__Record list__:
========================================

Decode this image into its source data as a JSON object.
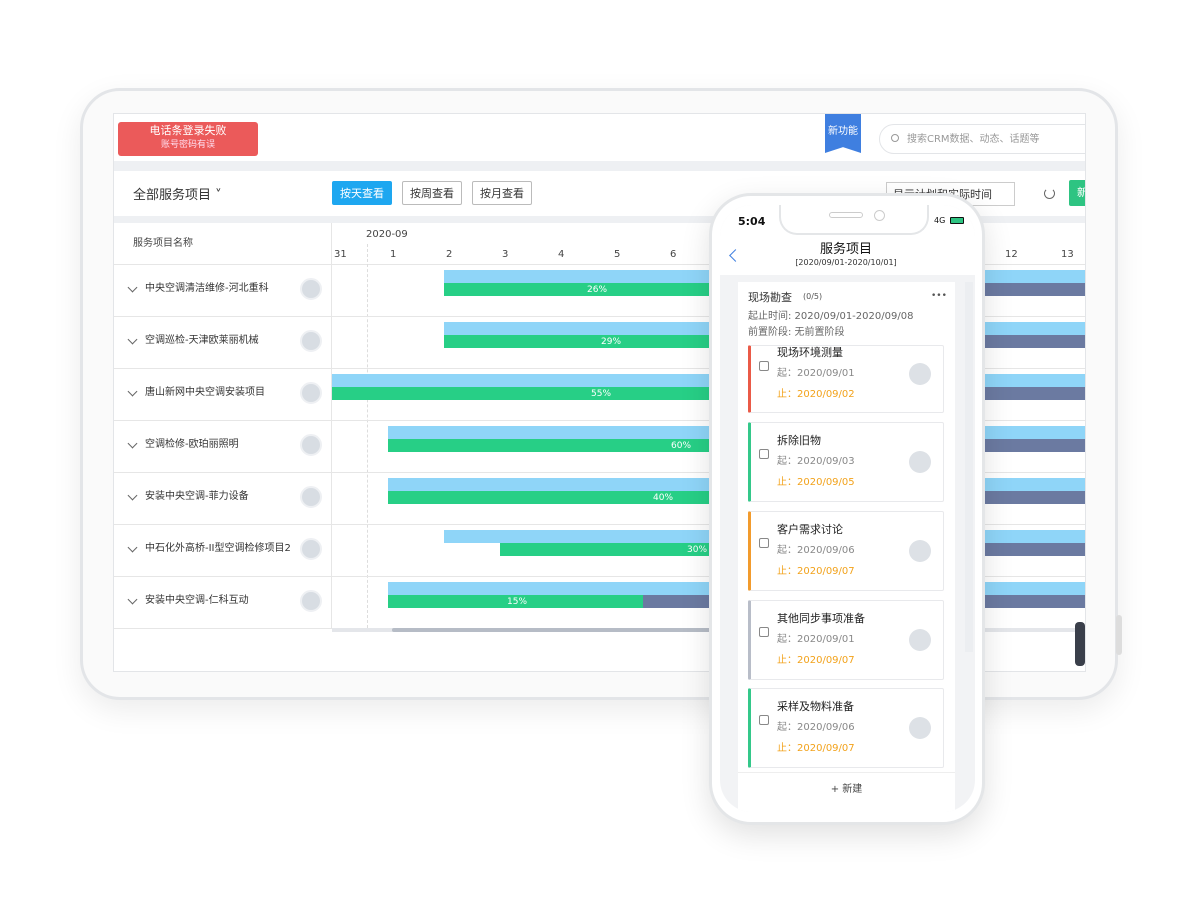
{
  "header": {
    "alert_title": "电话条登录失败",
    "alert_sub": "账号密码有误",
    "new_feature": "新功能",
    "search_placeholder": "搜索CRM数据、动态、话题等"
  },
  "toolbar": {
    "project_filter": "全部服务项目 ˅",
    "view_buttons": [
      "按天查看",
      "按周查看",
      "按月查看"
    ],
    "display_select": "显示计划和实际时间",
    "new_button": "新"
  },
  "gantt": {
    "name_column": "服务项目名称",
    "month": "2020-09",
    "days": [
      "31",
      "1",
      "2",
      "3",
      "4",
      "5",
      "6",
      "12",
      "13"
    ],
    "rows": [
      {
        "name": "中央空调清洁维修-河北重科",
        "progress": "26%"
      },
      {
        "name": "空调巡检-天津欧莱丽机械",
        "progress": "29%"
      },
      {
        "name": "唐山新网中央空调安装项目",
        "progress": "55%"
      },
      {
        "name": "空调检修-欧珀丽照明",
        "progress": "60%"
      },
      {
        "name": "安装中央空调-菲力设备",
        "progress": "40%"
      },
      {
        "name": "中石化外高桥-II型空调检修项目2",
        "progress": "30%"
      },
      {
        "name": "安装中央空调-仁科互动",
        "progress": "15%"
      }
    ]
  },
  "phone": {
    "time": "5:04",
    "network": "4G",
    "title": "服务项目",
    "range": "[2020/09/01-2020/10/01]",
    "stage": {
      "name": "现场勘查",
      "count": "(0/5)",
      "more": "•••",
      "period": "起止时间: 2020/09/01-2020/09/08",
      "prerequisite": "前置阶段: 无前置阶段"
    },
    "tasks": [
      {
        "title": "现场环境测量",
        "start": "起：2020/09/01",
        "end": "止：2020/09/02"
      },
      {
        "title": "拆除旧物",
        "start": "起：2020/09/03",
        "end": "止：2020/09/05"
      },
      {
        "title": "客户需求讨论",
        "start": "起：2020/09/06",
        "end": "止：2020/09/07"
      },
      {
        "title": "其他同步事项准备",
        "start": "起：2020/09/01",
        "end": "止：2020/09/07"
      },
      {
        "title": "采样及物料准备",
        "start": "起：2020/09/06",
        "end": "止：2020/09/07"
      }
    ],
    "new_task": "+ 新建"
  }
}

========================================

__Objective__: All of the lines above should be retyped precisely, apart from the pictures.

__Answer for the task__:
Decode this image into its source data as a JSON object.
{
  "header": {
    "alert_title": "电话条登录失败",
    "alert_sub": "账号密码有误",
    "new_feature": "新功能",
    "search_placeholder": "搜索CRM数据、动态、话题等"
  },
  "toolbar": {
    "project_filter": "全部服务项目 ˅",
    "view_buttons": [
      "按天查看",
      "按周查看",
      "按月查看"
    ],
    "display_select": "显示计划和实际时间",
    "new_button": "新"
  },
  "gantt": {
    "name_column": "服务项目名称",
    "month": "2020-09",
    "days": [
      "31",
      "1",
      "2",
      "3",
      "4",
      "5",
      "6",
      "12",
      "13"
    ],
    "rows": [
      {
        "name": "中央空调清洁维修-河北重科",
        "progress": "26%"
      },
      {
        "name": "空调巡检-天津欧莱丽机械",
        "progress": "29%"
      },
      {
        "name": "唐山新网中央空调安装项目",
        "progress": "55%"
      },
      {
        "name": "空调检修-欧珀丽照明",
        "progress": "60%"
      },
      {
        "name": "安装中央空调-菲力设备",
        "progress": "40%"
      },
      {
        "name": "中石化外高桥-II型空调检修项目2",
        "progress": "30%"
      },
      {
        "name": "安装中央空调-仁科互动",
        "progress": "15%"
      }
    ]
  },
  "phone": {
    "time": "5:04",
    "network": "4G",
    "title": "服务项目",
    "range": "[2020/09/01-2020/10/01]",
    "stage": {
      "name": "现场勘查",
      "count": "(0/5)",
      "more": "•••",
      "period": "起止时间: 2020/09/01-2020/09/08",
      "prerequisite": "前置阶段: 无前置阶段"
    },
    "tasks": [
      {
        "title": "现场环境测量",
        "start": "起：2020/09/01",
        "end": "止：2020/09/02"
      },
      {
        "title": "拆除旧物",
        "start": "起：2020/09/03",
        "end": "止：2020/09/05"
      },
      {
        "title": "客户需求讨论",
        "start": "起：2020/09/06",
        "end": "止：2020/09/07"
      },
      {
        "title": "其他同步事项准备",
        "start": "起：2020/09/01",
        "end": "止：2020/09/07"
      },
      {
        "title": "采样及物料准备",
        "start": "起：2020/09/06",
        "end": "止：2020/09/07"
      }
    ],
    "new_task": "+ 新建"
  }
}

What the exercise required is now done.